• Material to process
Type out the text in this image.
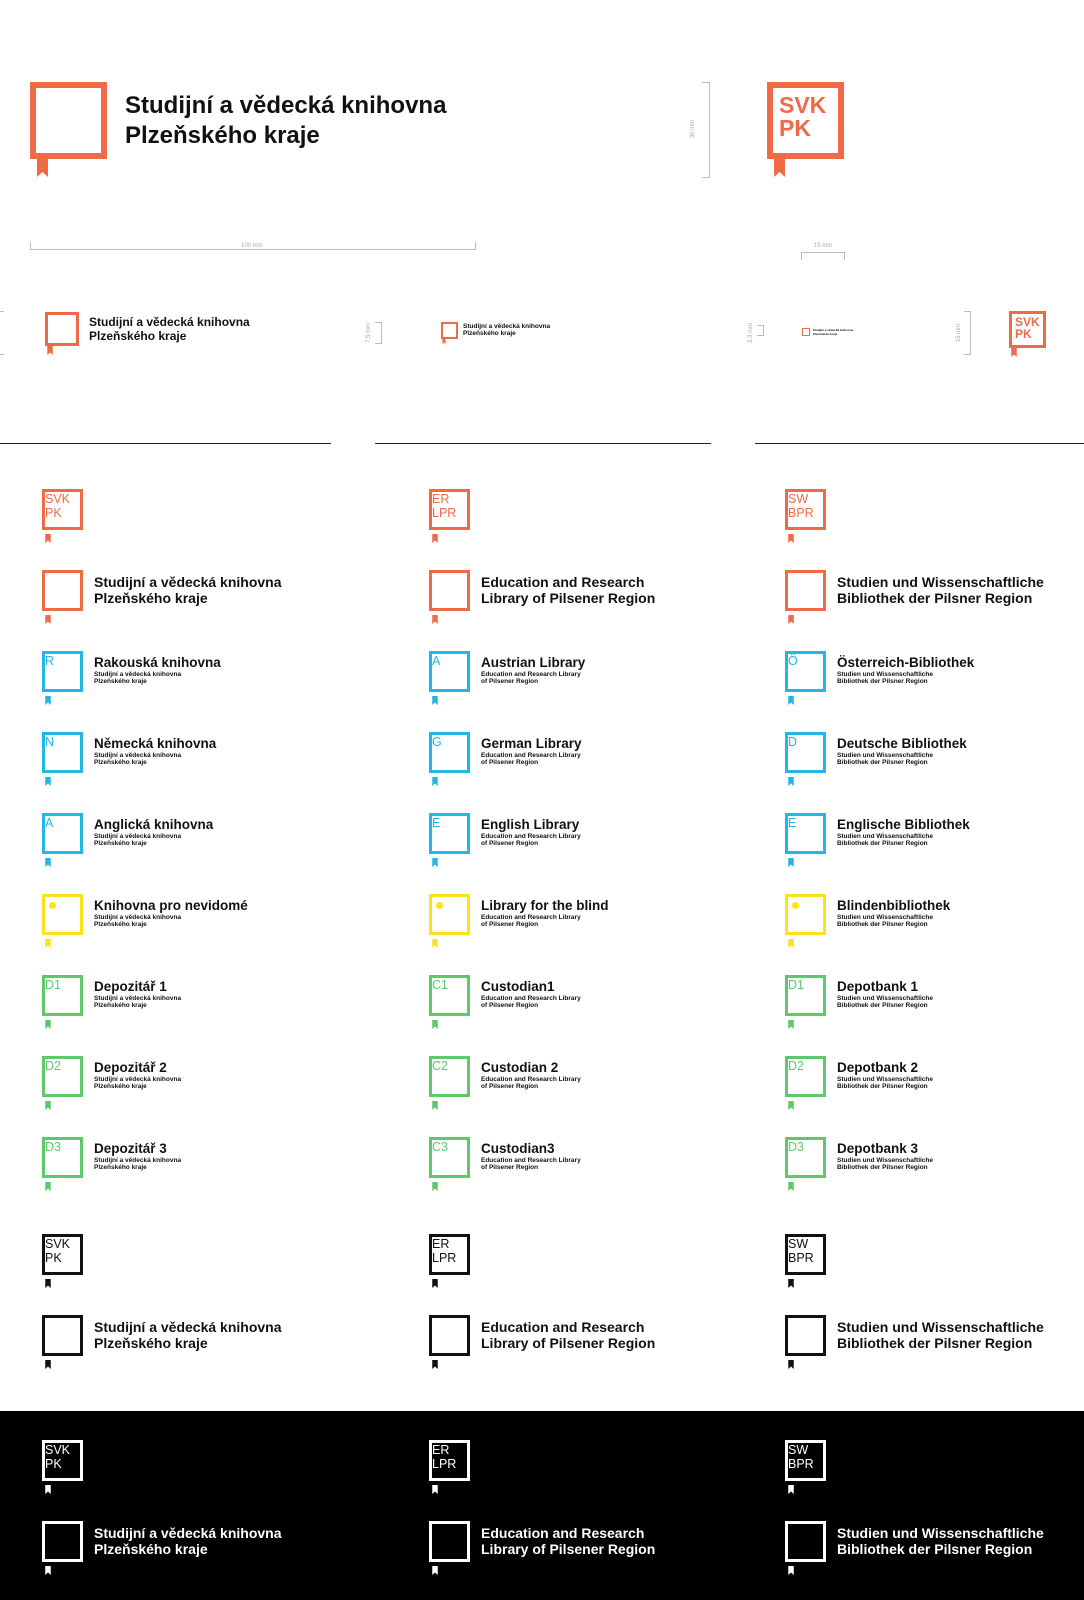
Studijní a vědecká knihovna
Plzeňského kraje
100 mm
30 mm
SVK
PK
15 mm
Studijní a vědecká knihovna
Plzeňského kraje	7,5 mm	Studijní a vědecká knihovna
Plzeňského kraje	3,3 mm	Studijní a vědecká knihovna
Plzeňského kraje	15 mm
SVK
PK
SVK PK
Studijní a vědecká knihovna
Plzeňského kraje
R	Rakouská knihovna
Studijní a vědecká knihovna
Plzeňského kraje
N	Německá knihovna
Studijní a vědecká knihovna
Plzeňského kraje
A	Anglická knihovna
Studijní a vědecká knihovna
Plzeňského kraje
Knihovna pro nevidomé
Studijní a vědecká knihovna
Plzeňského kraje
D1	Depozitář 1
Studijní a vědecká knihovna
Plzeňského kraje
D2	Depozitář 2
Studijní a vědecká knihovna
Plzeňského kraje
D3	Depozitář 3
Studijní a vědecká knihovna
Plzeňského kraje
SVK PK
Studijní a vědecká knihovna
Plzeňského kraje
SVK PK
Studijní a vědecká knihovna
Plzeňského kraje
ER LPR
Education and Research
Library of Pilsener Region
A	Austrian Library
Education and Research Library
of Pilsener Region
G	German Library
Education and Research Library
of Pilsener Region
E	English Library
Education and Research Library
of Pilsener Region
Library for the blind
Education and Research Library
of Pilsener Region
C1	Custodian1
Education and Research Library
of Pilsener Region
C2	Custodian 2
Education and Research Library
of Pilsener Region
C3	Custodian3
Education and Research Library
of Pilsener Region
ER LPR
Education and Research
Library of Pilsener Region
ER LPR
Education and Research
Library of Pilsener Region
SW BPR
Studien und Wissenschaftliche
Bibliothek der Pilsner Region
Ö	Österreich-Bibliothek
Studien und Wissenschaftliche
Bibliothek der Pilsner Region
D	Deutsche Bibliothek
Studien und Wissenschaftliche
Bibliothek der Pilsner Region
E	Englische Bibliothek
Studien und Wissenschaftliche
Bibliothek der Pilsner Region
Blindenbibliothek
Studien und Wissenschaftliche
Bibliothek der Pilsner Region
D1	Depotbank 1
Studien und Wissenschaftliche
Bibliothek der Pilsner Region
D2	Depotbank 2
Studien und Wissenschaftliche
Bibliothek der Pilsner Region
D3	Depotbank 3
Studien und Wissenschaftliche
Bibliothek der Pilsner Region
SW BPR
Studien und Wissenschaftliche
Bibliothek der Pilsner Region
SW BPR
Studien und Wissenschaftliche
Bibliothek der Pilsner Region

• Short problem
Transcribe the full listing character for character. Pictures are excluded.

• Right answer
Type out the text in this image.
Studijní a vědecká knihovna
Plzeňského kraje
100 mm
30 mm
SVK
PK
15 mm
Studijní a vědecká knihovna
Plzeňského kraje	7,5 mm	Studijní a vědecká knihovna
Plzeňského kraje	3,3 mm	Studijní a vědecká knihovna
Plzeňského kraje	15 mm
SVK
PK
SVK PK
Studijní a vědecká knihovna
Plzeňského kraje
R	Rakouská knihovna
Studijní a vědecká knihovna
Plzeňského kraje
N	Německá knihovna
Studijní a vědecká knihovna
Plzeňského kraje
A	Anglická knihovna
Studijní a vědecká knihovna
Plzeňského kraje
Knihovna pro nevidomé
Studijní a vědecká knihovna
Plzeňského kraje
D1	Depozitář 1
Studijní a vědecká knihovna
Plzeňského kraje
D2	Depozitář 2
Studijní a vědecká knihovna
Plzeňského kraje
D3	Depozitář 3
Studijní a vědecká knihovna
Plzeňského kraje
SVK PK
Studijní a vědecká knihovna
Plzeňského kraje
SVK PK
Studijní a vědecká knihovna
Plzeňského kraje
ER LPR
Education and Research
Library of Pilsener Region
A	Austrian Library
Education and Research Library
of Pilsener Region
G	German Library
Education and Research Library
of Pilsener Region
E	English Library
Education and Research Library
of Pilsener Region
Library for the blind
Education and Research Library
of Pilsener Region
C1	Custodian1
Education and Research Library
of Pilsener Region
C2	Custodian 2
Education and Research Library
of Pilsener Region
C3	Custodian3
Education and Research Library
of Pilsener Region
ER LPR
Education and Research
Library of Pilsener Region
ER LPR
Education and Research
Library of Pilsener Region
SW BPR
Studien und Wissenschaftliche
Bibliothek der Pilsner Region
Ö	Österreich-Bibliothek
Studien und Wissenschaftliche
Bibliothek der Pilsner Region
D	Deutsche Bibliothek
Studien und Wissenschaftliche
Bibliothek der Pilsner Region
E	Englische Bibliothek
Studien und Wissenschaftliche
Bibliothek der Pilsner Region
Blindenbibliothek
Studien und Wissenschaftliche
Bibliothek der Pilsner Region
D1	Depotbank 1
Studien und Wissenschaftliche
Bibliothek der Pilsner Region
D2	Depotbank 2
Studien und Wissenschaftliche
Bibliothek der Pilsner Region
D3	Depotbank 3
Studien und Wissenschaftliche
Bibliothek der Pilsner Region
SW BPR
Studien und Wissenschaftliche
Bibliothek der Pilsner Region
SW BPR
Studien und Wissenschaftliche
Bibliothek der Pilsner Region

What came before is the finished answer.